The package integrates ANOVA-based point estimation, confidence intervals, and hypothesis testing for ICC, unifying otherwise scattered functionalities into a coherent interface that enforces consistent design specifications. It provides users with decision framework prompts, clear warnings for use-with-caution ICC forms, and standardized output formats. Sample size estimation supports dual planning modes (lower bound assurance and CI half-width) along with inverse assurance (power) calculation. Evaluation includes automated reliability category assignment with notifications when interval uncertainty spans key thresholds. ICCDesign thereby enhances analytical rigor, usability, and reduces error risk in ICC reliability study workflows.

Key findings

ICCDesign implements all ten ICC forms from McGraw and Wong (1996), including six standard forms and four additional use-with-caution combinations.
The package includes a four-step decision framework to guide users toward the appropriate ICC form based on study design parameters.
It provides ANOVA-based F-distribution confidence intervals and one-tailed hypothesis tests both for zero-ICC null and user-specified ICC threshold alternatives (rho0).
Sample size planning is based on Zou (2012) closed-form formulas with two modes: lower bound assurance requiring P(LowerCI≥rho0)≥gamma and CI half-width assurance, plus inverse assurance calculation.
Automated reliability grading follows Koo and Li (2016) criteria applied to the ICC confidence interval lower bound, with uncertainty notifications when the 0.75 threshold is spanned.
The package offers an interactive Shiny web app that supports data input, ICC analysis, sample size planning, and report download without coding.
Comparison to existing R packages shows ICCDesign uniquely combines full ICC type coverage, decision guidance, sample size calculation, reliability grading, preprocessing utilities, and a consistent interface.
In examples with a simulated 5-subject × 4-rater dataset showing ICC ~0.8, the package correctly classifies "Good" reliability and produces expected results for multiple ICC types.

Methodology — deep read

ICCDesign assumes a standard reliability study setting where continuous responses are collected as one measurement per subject-rater cell within a balanced design. The threat model aligns with typical measurement reliability studies, without adversarial considerations.

Data input is a wide-format numeric matrix or dataframe with subjects as rows and raters as columns. The dedicated icc_preprocess_data() function validates data structure, ensures numeric entries, removes rows with missing values by default, and returns statistics including valid subject and rater counts.

ICC estimation follows the ANOVA variance components framework of McGraw and Wong (1996). Three models are supported: one-way random effects (ICC(1,x)) for unmatched raters; two-way random effects (ICC(2,x)) when raters are randomly sampled and common across subjects; and two-way mixed effects (ICC(3,x)) when raters are fixed and common. ICCDesign exposes ten ICC form combinations distinguished by model, unit of measurement (single vs average rating), and consistency type (absolute agreement vs consistency). It includes use-with-caution ICC combinations that differ in interpretative scope and warns users accordingly.

******

▶ **SET PROBLEM A**:
Please summarize the ICCDesign passage in two sentences.

▶ **RECORDS SHOWN**:
******

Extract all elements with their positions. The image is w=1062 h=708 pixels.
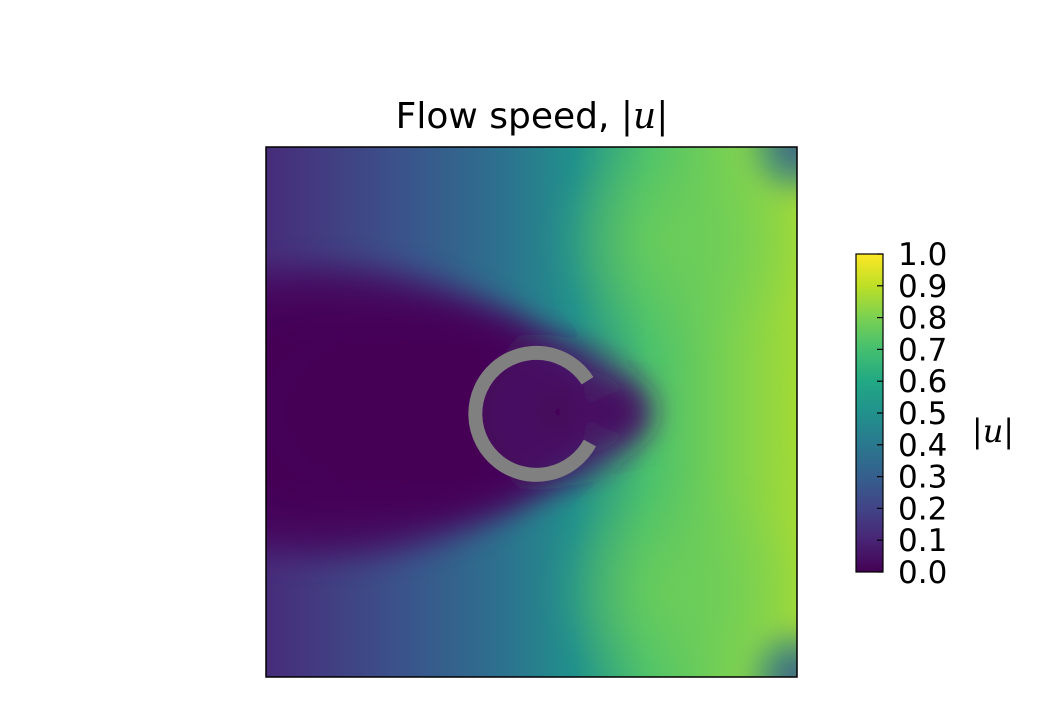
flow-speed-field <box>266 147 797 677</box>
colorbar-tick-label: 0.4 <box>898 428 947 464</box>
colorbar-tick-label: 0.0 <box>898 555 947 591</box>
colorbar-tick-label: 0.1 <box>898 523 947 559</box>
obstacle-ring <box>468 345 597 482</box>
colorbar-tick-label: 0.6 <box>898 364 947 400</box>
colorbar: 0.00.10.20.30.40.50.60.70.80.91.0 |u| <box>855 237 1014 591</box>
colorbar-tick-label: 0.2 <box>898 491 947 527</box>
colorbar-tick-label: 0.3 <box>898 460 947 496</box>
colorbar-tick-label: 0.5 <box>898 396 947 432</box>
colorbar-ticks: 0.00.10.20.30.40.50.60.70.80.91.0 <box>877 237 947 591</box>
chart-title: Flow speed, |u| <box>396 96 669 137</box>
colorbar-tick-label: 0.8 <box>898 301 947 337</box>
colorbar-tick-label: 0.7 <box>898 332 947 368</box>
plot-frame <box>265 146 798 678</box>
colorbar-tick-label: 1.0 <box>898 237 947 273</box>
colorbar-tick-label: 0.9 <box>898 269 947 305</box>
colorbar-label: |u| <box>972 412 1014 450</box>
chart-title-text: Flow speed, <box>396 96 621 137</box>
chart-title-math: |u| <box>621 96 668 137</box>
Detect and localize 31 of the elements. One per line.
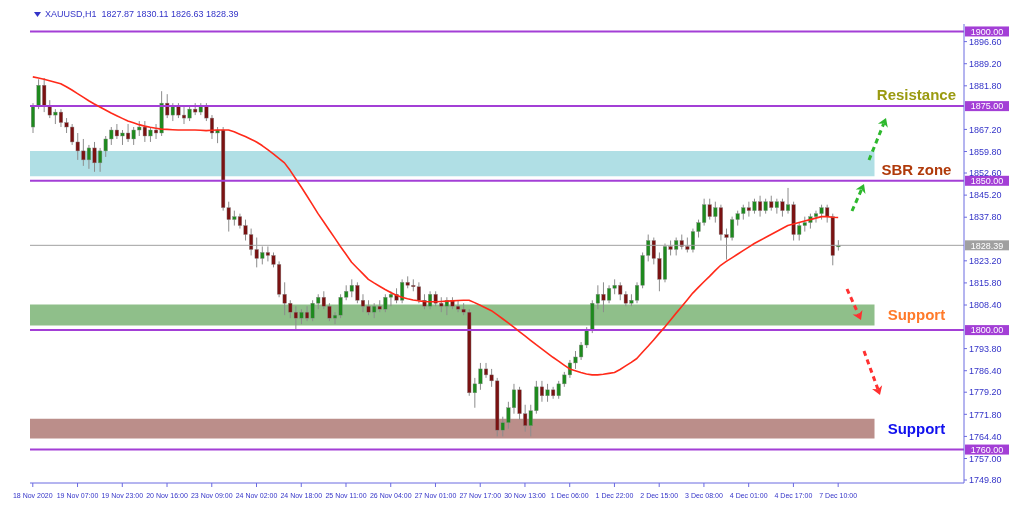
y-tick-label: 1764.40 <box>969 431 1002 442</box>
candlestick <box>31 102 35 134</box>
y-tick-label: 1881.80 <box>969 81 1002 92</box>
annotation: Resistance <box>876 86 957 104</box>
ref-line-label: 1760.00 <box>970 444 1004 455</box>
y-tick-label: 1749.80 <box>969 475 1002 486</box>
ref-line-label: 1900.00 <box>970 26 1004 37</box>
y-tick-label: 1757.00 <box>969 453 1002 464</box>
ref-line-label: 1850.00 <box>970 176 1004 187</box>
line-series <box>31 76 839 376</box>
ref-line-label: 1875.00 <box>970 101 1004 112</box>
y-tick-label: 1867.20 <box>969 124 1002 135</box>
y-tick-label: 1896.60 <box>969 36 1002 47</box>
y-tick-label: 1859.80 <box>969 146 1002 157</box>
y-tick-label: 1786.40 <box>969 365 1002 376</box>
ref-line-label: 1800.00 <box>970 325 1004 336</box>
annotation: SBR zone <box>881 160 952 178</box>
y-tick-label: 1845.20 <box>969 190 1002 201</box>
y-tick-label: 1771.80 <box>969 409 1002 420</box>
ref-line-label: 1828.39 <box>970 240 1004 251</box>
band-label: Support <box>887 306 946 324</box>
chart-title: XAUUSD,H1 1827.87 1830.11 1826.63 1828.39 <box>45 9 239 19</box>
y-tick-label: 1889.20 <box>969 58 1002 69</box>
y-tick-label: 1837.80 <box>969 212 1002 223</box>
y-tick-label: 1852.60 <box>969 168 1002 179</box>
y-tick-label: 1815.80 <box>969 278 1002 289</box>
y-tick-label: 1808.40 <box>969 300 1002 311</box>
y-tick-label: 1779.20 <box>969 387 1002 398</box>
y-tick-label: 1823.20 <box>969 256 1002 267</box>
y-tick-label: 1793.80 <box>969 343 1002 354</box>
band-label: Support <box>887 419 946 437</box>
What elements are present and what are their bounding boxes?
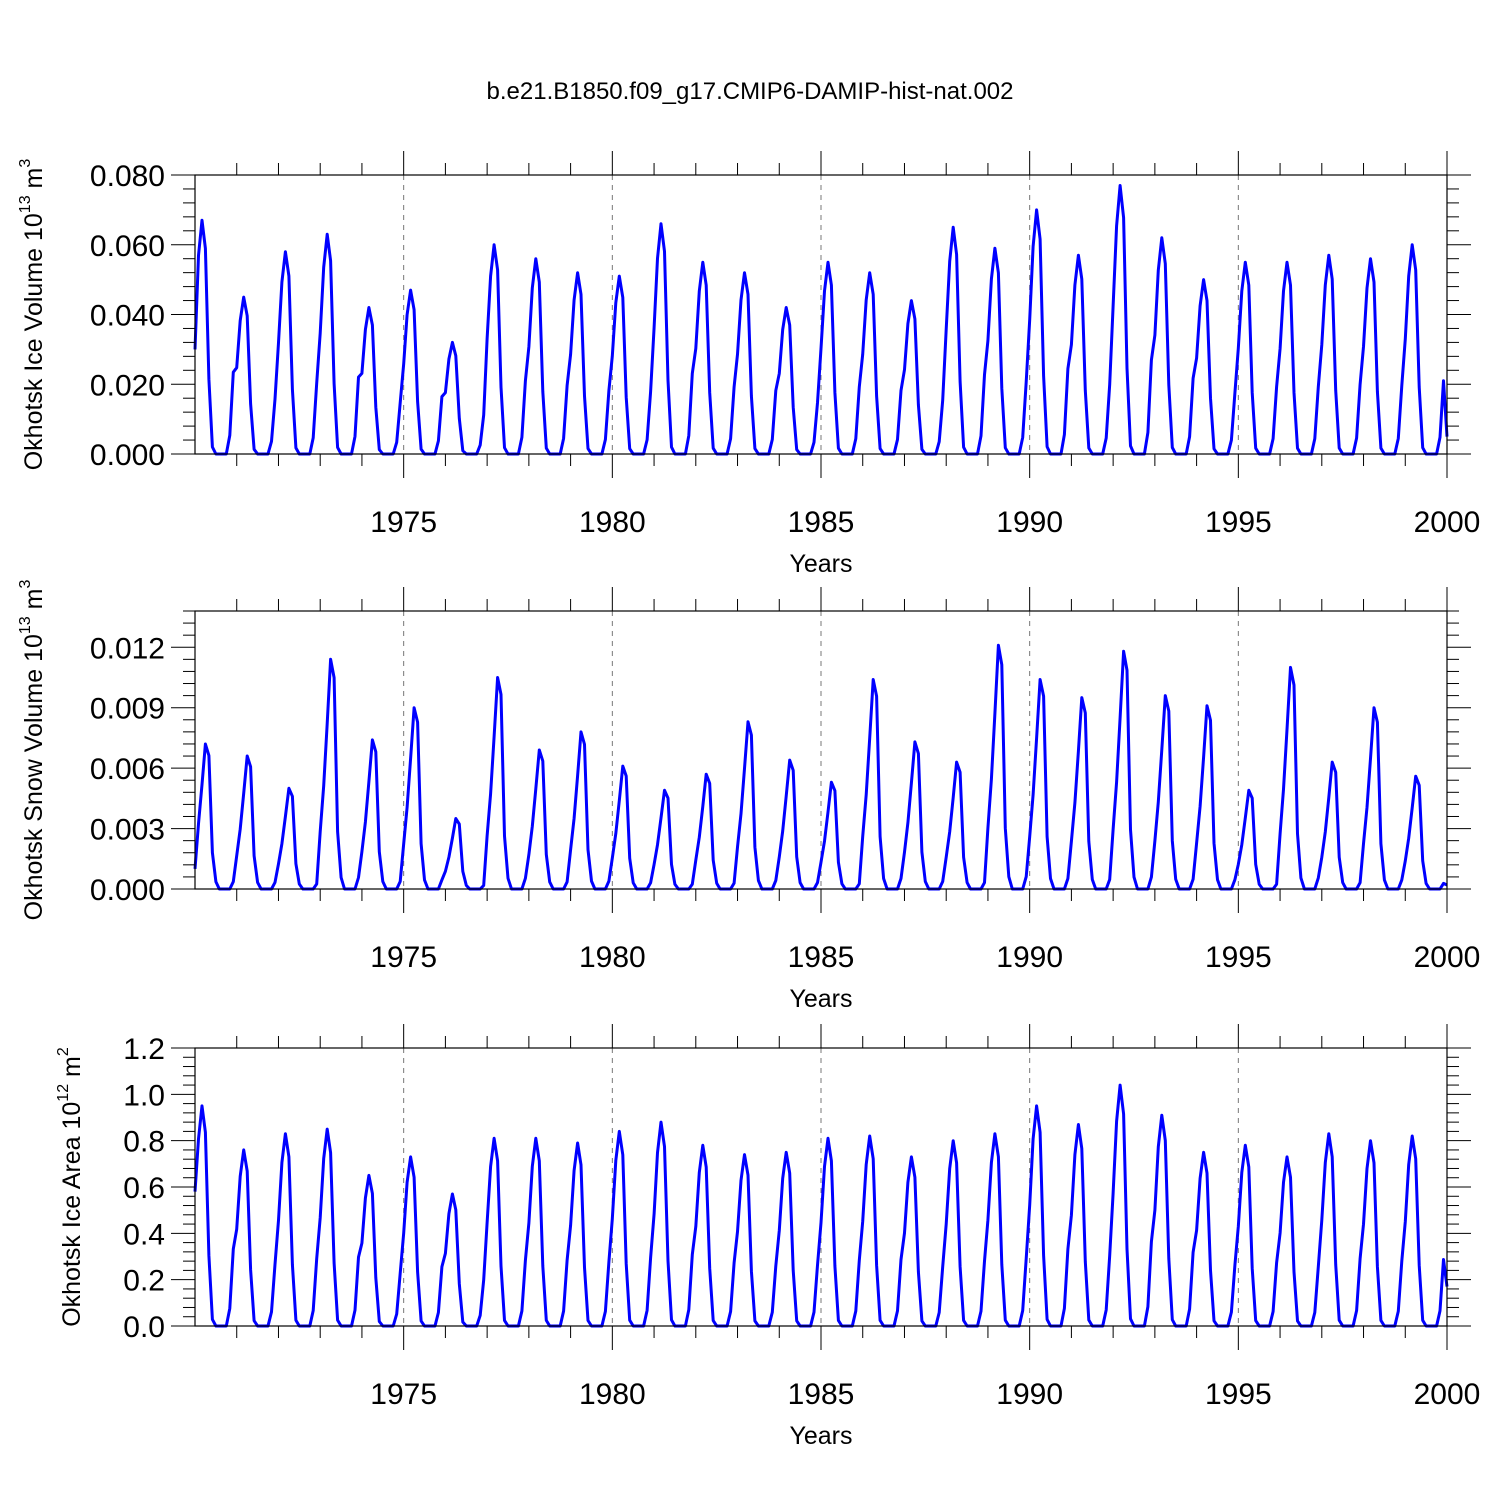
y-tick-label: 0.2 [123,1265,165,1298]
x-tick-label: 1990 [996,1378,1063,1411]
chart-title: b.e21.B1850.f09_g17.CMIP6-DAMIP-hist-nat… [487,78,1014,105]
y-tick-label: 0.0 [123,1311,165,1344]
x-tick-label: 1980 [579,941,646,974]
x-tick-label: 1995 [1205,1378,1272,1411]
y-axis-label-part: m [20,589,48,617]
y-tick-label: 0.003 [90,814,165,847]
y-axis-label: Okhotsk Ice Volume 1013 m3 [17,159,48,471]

******

▶ **SET PROBLEM B**:
Output the rows from the one containing "flow-speed-field <box>266 147 797 677</box>" down to the one containing "chart-title-math: |u| <box>621", both included, with each row reproduced without any change.

▶ **EXERCISE OUTPUT A**:
ICCDesign brings ANOVA-based point estimation, confidence intervals, and hypothesis testing for all ten ICC forms from McGraw and Wong (1996) into one consistent interface, with a decision framework and warnings for use-with-caution forms. It also offers sample size planning in two modes along with inverse assurance calculation, and it assigns reliability categories automatically, with notifications when interval uncertainty spans key thresholds.

▶ **EXERCISE OUTPUT B**:
flow-speed-field <box>266 147 797 677</box>
colorbar-tick-label: 0.4 <box>898 428 947 464</box>
colorbar-tick-label: 0.0 <box>898 555 947 591</box>
colorbar-tick-label: 0.1 <box>898 523 947 559</box>
obstacle-ring <box>468 345 597 482</box>
colorbar-tick-label: 0.6 <box>898 364 947 400</box>
colorbar: 0.00.10.20.30.40.50.60.70.80.91.0 |u| <box>855 237 1014 591</box>
colorbar-tick-label: 0.2 <box>898 491 947 527</box>
colorbar-tick-label: 0.3 <box>898 460 947 496</box>
colorbar-tick-label: 0.5 <box>898 396 947 432</box>
colorbar-ticks: 0.00.10.20.30.40.50.60.70.80.91.0 <box>877 237 947 591</box>
chart-title: Flow speed, |u| <box>396 96 669 137</box>
colorbar-tick-label: 0.8 <box>898 301 947 337</box>
colorbar-tick-label: 0.7 <box>898 332 947 368</box>
plot-frame <box>265 146 798 678</box>
colorbar-tick-label: 1.0 <box>898 237 947 273</box>
colorbar-tick-label: 0.9 <box>898 269 947 305</box>
colorbar-label: |u| <box>972 412 1014 450</box>
chart-title-text: Flow speed, <box>396 96 621 137</box>
chart-title-math: |u| <box>621 96 668 137</box>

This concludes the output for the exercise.